## TASK PROMPT
Copy out all lines that carry the word "JSON".
□ □ □ □ □
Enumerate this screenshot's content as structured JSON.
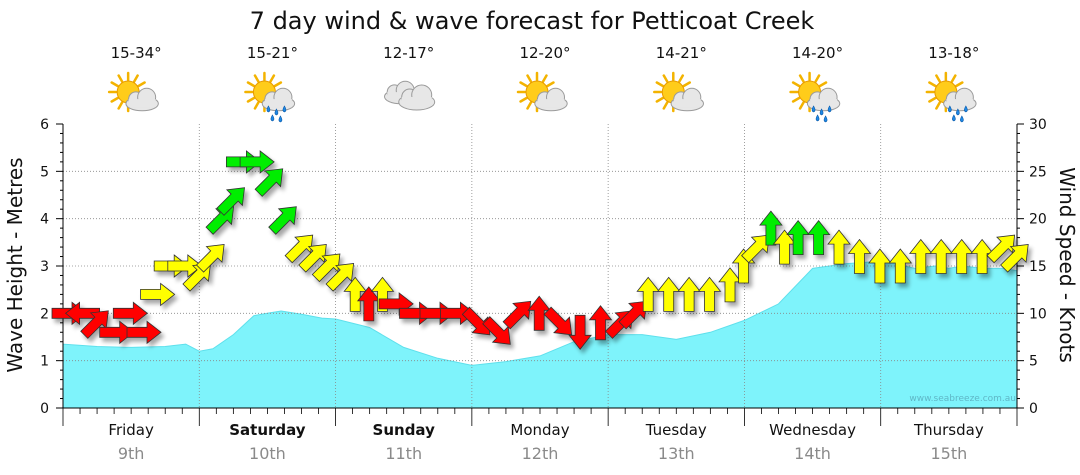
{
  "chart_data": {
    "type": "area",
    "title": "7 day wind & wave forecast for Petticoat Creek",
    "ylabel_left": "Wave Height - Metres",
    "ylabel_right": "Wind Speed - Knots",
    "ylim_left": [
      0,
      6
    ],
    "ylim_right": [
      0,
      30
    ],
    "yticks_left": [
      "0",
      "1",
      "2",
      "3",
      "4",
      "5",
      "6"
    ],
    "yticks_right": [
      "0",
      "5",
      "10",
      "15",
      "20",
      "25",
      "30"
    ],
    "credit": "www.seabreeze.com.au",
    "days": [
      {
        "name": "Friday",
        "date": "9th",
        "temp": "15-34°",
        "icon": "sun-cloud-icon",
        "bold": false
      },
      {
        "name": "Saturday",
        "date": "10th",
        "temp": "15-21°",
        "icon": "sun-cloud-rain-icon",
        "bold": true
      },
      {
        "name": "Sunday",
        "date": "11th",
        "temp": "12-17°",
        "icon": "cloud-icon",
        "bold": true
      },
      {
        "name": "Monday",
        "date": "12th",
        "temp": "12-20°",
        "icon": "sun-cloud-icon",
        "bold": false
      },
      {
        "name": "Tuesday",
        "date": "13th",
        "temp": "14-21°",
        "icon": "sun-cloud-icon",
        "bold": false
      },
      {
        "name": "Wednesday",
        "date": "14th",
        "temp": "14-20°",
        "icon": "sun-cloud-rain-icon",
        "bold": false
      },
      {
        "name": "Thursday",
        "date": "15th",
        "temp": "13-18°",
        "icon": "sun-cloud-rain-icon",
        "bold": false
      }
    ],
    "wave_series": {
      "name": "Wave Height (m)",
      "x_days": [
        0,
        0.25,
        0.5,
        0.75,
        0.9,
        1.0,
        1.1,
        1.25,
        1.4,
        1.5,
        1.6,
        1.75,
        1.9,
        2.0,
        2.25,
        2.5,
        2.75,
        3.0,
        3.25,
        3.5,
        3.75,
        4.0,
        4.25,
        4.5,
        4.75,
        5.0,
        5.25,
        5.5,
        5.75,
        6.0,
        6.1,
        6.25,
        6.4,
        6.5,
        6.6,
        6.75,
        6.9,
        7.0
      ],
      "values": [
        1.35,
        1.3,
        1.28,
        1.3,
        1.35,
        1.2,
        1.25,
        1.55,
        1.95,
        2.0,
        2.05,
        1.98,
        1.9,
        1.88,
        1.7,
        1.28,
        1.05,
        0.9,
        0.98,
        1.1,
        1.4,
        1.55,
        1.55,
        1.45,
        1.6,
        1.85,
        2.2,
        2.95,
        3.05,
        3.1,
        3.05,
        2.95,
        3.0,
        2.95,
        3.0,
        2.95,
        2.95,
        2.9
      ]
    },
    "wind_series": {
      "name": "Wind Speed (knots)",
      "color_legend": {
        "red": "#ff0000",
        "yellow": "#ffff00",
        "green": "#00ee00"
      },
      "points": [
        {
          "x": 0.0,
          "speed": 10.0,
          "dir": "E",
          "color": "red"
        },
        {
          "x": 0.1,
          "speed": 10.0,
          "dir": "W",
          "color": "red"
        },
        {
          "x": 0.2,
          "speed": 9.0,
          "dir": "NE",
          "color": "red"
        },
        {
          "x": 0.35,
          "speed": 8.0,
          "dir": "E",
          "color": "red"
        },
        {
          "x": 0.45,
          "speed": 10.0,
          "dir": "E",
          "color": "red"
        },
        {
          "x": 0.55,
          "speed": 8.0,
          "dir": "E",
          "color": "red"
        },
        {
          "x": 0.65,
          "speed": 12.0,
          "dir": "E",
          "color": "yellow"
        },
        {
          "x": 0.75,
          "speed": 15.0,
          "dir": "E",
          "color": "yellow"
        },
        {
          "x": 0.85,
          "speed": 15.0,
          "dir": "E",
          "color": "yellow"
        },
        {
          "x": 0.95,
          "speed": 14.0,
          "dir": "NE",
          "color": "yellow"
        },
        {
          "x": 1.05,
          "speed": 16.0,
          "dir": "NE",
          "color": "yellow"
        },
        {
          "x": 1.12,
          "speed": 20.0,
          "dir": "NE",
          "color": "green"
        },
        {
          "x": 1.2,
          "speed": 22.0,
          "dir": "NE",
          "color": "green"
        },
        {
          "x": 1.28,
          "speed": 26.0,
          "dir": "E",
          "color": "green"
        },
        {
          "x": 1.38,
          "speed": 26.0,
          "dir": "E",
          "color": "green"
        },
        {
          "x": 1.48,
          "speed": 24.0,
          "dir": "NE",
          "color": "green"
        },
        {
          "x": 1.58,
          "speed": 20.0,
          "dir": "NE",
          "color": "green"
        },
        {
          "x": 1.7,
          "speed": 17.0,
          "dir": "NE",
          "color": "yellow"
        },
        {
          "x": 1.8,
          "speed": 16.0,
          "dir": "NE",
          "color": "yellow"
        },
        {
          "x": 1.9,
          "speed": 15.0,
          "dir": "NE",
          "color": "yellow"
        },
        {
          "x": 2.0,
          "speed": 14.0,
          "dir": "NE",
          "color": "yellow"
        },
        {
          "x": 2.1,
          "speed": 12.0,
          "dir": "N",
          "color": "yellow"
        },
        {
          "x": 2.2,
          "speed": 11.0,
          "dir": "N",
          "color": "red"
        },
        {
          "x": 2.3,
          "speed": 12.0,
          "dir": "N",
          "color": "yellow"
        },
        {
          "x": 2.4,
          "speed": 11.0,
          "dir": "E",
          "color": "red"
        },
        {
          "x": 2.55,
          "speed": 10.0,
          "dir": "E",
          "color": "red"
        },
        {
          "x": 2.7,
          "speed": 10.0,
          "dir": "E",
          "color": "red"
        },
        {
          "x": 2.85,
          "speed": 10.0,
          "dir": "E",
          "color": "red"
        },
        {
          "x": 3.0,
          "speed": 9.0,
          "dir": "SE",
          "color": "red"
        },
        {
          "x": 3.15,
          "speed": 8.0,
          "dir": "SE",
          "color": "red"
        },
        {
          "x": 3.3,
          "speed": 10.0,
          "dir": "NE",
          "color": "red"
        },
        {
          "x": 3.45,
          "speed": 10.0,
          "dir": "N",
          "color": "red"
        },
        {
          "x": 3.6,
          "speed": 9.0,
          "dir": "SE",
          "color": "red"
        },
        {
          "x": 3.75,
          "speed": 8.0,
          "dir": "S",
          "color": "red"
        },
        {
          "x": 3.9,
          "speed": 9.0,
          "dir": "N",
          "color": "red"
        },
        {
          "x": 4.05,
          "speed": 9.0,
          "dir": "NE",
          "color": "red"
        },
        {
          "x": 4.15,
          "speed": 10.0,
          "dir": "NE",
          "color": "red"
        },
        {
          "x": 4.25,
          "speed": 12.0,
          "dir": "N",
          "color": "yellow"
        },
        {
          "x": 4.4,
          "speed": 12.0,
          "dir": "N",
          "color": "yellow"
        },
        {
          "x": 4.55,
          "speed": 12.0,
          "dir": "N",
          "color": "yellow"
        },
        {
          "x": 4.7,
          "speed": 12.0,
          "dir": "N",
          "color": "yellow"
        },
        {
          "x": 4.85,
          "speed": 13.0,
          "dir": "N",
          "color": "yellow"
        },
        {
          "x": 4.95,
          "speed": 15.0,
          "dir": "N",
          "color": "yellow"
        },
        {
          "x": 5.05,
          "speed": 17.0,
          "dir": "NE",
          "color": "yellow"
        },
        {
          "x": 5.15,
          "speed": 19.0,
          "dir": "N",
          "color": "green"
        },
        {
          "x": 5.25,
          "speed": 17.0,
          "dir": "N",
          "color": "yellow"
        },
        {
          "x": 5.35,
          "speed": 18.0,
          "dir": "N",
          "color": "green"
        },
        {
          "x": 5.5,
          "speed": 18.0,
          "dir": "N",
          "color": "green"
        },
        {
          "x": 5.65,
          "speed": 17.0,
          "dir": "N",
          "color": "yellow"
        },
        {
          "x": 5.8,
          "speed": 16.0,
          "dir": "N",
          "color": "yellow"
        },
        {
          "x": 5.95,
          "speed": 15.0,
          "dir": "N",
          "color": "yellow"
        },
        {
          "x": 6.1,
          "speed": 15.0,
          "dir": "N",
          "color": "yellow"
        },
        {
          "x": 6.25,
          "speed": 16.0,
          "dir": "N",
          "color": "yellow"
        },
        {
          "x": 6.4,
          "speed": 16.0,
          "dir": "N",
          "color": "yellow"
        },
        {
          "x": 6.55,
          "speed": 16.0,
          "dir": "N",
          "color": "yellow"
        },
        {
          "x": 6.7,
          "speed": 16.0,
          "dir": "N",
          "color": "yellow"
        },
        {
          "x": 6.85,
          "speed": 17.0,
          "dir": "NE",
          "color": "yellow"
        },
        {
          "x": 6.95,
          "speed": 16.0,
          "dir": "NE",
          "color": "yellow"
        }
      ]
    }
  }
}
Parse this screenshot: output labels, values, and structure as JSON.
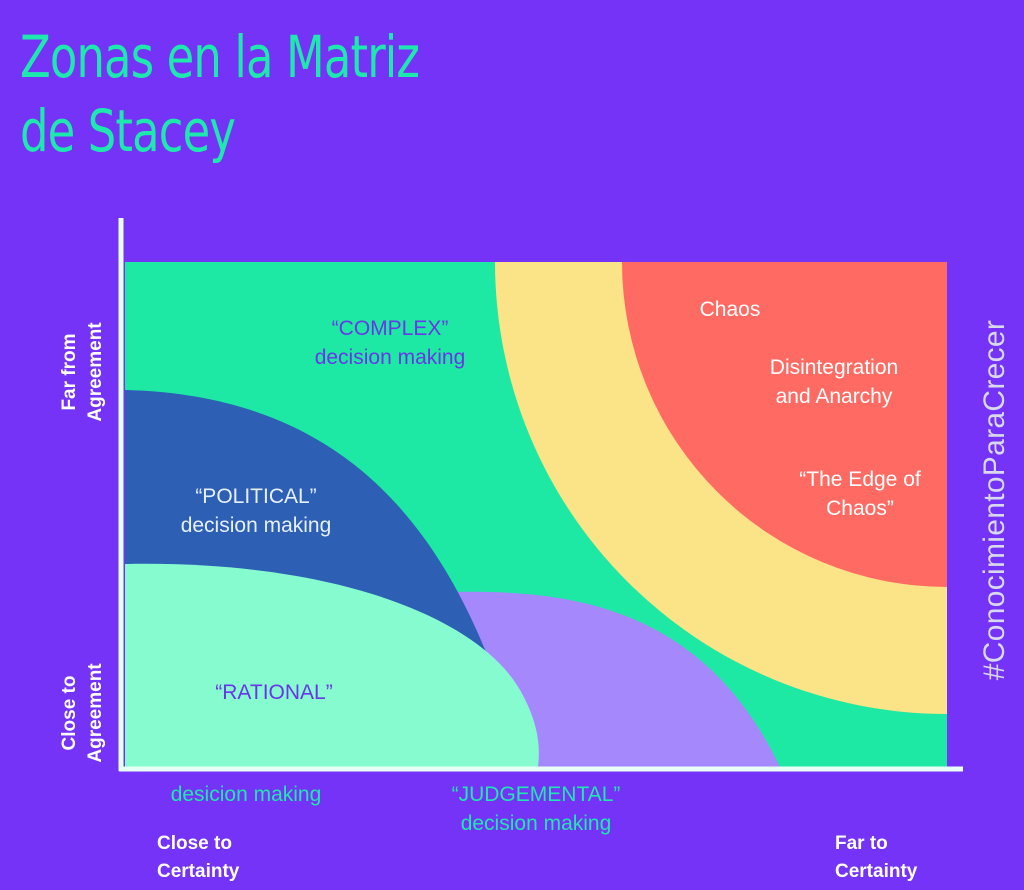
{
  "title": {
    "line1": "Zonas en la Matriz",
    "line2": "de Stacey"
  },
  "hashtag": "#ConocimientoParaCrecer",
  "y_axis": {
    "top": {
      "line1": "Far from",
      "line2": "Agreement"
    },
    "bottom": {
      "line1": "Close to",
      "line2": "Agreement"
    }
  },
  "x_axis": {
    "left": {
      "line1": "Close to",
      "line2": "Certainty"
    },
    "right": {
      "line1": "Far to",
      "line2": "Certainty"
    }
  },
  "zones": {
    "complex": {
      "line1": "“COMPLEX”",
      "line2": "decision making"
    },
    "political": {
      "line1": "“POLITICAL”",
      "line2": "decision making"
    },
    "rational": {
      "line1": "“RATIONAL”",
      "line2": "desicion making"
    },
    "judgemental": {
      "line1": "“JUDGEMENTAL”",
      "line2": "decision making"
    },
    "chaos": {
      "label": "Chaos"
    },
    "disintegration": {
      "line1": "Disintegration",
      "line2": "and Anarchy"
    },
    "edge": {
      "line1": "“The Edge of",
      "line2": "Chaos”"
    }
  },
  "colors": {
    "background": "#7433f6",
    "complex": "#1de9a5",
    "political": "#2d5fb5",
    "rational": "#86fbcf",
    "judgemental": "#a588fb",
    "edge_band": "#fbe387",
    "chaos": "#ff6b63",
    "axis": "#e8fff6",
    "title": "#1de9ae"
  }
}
□ □ □ □ □
## COMPLETE RESPONSE
Enumerate this screenshot's content as structured JSON.
Parse this screenshot: output labels, values, and structure as JSON.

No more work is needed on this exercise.